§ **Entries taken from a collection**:
┌────────
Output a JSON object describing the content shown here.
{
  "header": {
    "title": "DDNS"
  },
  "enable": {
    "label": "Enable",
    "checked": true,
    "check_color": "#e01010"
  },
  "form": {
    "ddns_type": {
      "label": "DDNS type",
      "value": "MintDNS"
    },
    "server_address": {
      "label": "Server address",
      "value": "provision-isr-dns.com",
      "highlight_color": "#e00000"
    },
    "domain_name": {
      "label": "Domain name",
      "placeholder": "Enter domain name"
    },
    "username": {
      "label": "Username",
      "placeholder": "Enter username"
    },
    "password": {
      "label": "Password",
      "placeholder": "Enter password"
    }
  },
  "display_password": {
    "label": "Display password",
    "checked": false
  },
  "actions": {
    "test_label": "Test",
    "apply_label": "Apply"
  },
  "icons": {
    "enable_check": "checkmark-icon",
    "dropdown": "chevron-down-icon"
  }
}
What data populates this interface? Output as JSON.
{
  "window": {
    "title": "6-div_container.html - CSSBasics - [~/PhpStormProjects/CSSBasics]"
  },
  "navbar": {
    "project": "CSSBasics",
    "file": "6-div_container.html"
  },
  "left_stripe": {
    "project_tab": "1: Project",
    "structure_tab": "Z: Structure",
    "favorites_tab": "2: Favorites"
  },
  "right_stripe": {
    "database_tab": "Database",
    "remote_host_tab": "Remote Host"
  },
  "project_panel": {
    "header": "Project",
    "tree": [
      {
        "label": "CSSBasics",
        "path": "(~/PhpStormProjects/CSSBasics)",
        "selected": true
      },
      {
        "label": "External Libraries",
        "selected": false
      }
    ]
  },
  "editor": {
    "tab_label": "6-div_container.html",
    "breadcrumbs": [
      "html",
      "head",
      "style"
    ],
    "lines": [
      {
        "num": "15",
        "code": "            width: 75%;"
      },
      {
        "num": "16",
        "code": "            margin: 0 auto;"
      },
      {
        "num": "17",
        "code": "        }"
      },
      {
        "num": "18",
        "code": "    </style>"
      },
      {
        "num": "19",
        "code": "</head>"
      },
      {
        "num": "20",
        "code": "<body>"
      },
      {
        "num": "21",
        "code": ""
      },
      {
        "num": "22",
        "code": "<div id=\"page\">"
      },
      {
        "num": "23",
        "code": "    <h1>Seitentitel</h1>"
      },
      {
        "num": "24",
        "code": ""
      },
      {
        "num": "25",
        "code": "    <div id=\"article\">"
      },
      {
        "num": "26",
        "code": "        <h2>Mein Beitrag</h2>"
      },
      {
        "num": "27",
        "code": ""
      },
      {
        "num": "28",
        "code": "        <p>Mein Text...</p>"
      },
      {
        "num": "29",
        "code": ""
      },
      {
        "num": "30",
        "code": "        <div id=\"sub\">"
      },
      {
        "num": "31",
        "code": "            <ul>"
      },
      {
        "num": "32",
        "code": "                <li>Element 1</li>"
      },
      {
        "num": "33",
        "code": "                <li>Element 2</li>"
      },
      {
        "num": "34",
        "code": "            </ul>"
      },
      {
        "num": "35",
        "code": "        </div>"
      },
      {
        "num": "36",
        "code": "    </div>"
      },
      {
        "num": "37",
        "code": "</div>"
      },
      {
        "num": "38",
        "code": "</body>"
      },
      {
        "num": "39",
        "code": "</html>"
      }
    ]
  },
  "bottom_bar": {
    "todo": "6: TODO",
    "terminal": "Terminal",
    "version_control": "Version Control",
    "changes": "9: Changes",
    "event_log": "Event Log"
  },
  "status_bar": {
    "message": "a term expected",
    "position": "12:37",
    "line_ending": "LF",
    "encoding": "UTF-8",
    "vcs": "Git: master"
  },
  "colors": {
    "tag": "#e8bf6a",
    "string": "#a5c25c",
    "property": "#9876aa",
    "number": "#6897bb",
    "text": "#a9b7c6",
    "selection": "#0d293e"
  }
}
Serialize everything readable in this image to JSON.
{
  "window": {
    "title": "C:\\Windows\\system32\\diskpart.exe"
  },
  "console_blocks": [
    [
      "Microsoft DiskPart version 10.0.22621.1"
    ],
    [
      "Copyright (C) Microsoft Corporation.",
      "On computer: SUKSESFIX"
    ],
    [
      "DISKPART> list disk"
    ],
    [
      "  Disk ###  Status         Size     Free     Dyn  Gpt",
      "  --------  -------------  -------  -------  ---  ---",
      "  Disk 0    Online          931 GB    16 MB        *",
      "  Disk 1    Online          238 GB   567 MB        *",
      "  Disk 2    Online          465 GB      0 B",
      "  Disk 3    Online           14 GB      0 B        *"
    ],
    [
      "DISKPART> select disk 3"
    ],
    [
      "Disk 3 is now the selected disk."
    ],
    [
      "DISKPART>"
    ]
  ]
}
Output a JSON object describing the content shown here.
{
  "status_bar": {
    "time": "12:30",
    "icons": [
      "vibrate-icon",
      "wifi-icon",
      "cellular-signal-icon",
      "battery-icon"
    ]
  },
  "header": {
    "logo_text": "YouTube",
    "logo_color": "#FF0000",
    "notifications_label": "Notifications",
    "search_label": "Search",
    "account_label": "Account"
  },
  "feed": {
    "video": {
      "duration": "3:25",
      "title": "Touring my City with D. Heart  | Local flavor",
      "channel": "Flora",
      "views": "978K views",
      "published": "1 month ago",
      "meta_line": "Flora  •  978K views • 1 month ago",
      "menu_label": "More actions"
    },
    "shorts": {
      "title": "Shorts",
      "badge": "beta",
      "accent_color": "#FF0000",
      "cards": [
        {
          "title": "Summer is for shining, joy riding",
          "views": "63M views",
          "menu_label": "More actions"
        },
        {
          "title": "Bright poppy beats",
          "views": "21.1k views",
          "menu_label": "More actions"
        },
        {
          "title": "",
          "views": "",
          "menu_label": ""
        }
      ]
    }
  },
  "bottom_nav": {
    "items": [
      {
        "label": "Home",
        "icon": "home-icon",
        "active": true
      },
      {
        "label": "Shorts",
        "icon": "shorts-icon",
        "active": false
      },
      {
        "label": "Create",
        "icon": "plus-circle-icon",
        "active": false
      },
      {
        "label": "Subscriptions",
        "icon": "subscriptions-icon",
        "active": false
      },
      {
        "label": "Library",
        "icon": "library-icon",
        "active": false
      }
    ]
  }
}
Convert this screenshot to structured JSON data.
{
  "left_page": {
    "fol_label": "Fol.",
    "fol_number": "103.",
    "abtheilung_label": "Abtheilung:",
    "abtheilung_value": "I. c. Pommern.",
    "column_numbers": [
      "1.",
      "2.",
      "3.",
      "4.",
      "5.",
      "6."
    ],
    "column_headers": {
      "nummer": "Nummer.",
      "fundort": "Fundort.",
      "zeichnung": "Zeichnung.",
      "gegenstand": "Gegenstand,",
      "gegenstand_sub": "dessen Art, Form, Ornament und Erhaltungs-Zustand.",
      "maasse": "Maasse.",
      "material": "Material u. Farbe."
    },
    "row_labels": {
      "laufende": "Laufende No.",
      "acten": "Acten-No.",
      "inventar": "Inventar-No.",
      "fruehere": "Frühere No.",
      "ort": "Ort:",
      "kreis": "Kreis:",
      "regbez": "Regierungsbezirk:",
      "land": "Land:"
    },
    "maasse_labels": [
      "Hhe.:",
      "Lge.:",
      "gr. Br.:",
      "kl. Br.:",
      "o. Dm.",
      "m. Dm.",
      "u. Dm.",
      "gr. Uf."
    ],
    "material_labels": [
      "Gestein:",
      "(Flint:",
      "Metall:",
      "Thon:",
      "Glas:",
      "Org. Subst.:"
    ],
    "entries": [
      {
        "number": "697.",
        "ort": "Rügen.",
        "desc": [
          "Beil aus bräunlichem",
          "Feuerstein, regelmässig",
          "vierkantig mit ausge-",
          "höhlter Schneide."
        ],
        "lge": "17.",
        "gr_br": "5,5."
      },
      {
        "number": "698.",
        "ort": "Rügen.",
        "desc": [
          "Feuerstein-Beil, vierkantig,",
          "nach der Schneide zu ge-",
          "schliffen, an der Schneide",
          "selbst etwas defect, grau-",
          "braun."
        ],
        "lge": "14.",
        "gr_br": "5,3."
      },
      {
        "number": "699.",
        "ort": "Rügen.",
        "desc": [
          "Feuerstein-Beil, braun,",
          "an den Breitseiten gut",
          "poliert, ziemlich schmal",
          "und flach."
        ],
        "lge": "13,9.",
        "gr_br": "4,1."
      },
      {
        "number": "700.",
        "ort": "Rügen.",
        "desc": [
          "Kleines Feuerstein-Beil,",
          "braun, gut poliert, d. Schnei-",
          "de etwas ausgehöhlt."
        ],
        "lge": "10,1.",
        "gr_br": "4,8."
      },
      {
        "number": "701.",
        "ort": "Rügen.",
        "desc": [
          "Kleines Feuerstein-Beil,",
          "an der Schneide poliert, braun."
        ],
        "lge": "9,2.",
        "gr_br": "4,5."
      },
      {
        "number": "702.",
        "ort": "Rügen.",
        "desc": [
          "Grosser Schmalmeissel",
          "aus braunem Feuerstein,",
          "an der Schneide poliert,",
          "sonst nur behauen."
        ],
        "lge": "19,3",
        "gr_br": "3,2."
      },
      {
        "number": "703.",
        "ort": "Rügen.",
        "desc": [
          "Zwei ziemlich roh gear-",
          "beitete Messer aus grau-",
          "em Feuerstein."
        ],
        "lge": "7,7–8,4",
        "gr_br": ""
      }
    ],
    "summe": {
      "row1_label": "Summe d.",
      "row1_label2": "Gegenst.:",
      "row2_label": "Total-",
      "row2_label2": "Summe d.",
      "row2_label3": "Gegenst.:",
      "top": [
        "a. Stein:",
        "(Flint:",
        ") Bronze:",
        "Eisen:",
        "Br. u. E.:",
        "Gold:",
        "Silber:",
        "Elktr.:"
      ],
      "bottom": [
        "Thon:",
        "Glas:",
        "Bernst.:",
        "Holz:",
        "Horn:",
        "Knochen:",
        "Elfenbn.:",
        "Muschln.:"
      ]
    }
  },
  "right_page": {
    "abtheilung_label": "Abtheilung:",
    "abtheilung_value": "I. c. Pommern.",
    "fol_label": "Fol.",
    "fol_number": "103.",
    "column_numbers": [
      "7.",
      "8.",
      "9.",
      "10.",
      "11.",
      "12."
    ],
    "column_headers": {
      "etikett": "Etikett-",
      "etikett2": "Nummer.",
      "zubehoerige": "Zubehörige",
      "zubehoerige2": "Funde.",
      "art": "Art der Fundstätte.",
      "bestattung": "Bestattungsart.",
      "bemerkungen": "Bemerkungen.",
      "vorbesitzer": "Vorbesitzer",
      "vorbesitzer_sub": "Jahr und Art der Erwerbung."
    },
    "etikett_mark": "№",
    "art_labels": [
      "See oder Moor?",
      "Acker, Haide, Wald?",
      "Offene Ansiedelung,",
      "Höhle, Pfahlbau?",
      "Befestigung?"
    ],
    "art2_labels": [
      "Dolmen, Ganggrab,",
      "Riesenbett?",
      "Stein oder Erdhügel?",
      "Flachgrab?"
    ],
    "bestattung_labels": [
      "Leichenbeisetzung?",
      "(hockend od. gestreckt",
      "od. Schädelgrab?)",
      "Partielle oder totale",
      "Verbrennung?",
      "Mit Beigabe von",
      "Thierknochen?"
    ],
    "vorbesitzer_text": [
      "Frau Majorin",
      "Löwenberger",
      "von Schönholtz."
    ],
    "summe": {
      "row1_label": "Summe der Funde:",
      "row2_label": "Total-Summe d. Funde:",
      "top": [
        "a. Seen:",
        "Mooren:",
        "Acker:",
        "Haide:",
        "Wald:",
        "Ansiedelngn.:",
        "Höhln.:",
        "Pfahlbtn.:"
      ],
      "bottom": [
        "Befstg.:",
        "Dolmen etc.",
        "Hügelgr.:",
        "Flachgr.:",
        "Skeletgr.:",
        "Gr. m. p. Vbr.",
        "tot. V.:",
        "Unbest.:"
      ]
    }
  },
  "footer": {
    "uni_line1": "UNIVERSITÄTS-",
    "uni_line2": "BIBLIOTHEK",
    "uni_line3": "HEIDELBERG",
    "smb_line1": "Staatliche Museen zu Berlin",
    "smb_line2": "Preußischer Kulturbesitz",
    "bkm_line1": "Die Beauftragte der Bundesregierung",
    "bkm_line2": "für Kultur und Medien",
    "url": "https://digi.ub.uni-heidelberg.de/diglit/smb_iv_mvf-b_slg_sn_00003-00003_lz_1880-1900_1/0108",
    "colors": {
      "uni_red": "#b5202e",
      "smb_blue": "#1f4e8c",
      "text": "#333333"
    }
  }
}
└────────
§ **Prompt**: Copy each line of the records above that carries the word "Feuerstein".

§ **Task response**:
          "Feuerstein, regelmässig",
          "Feuerstein-Beil, vierkantig,",
          "Feuerstein-Beil, braun,",
          "Kleines Feuerstein-Beil,",
          "Kleines Feuerstein-Beil,",
          "aus braunem Feuerstein,",
          "em Feuerstein."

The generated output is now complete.